= Challenge =
Reproduce the passage from the article on Columbus schools between "Lawyer Gus Dahlberg" and "to middle school.", inclusive.

= Extract =
========

LIFESTYLE

To Stay in the City with Kids, Parents Band Together to Improve Columbus Schools

Staff Writer
Columbus Monthly

Lawyer Gus Dahlberg and his wife moved to Clintonville in 2003 while she was pregnant. The topic of schools came up often, and he kept hearing the same thing from his neighbors: Public schools in Clintonville are OK, but you may want to look at private schools. And be careful when you get to middle school.

Meanwhile, Dahlberg and his family became close with other families in the community, many of whom, like Dahlberg, eventually decided to send their kids to public elementary schools. As parents mingled at the bus stop on weekday mornings, they began to discuss what to do about their kids' education beyond the elementary level. "They all said, 'We like where we're at,'" Dahlberg says. " 'We like the schools we're in. We like the people we're with. Why should we have to leave Clintonville? What's wrong with these schools that people are so afraid of?'"

========

= Dataset excerpt =
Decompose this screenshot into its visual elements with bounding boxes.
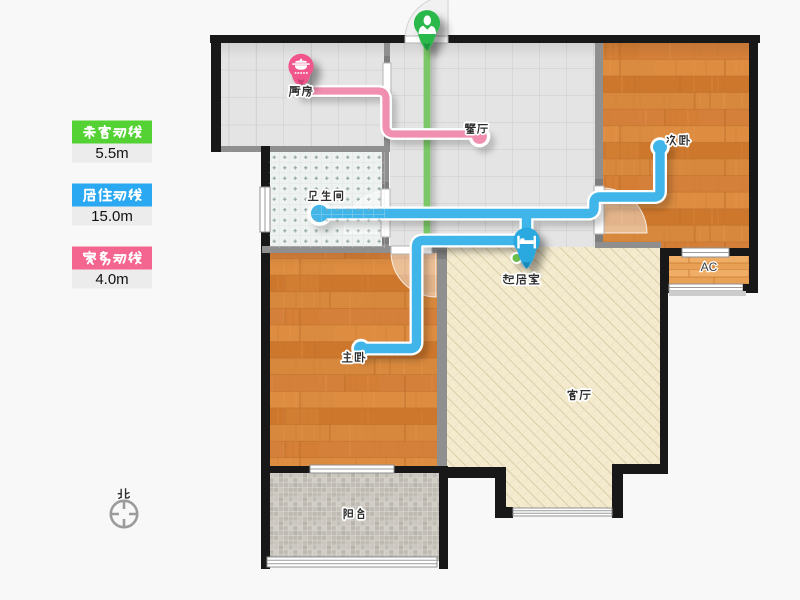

========

= Task answer =
Lawyer Gus Dahlberg and his wife moved to Clintonville in 2003 while she was pregnant. The topic of schools came up often, and he kept hearing the same thing from his neighbors: Public schools in Clintonville are OK, but you may want to look at private schools. And be careful when you get to middle school.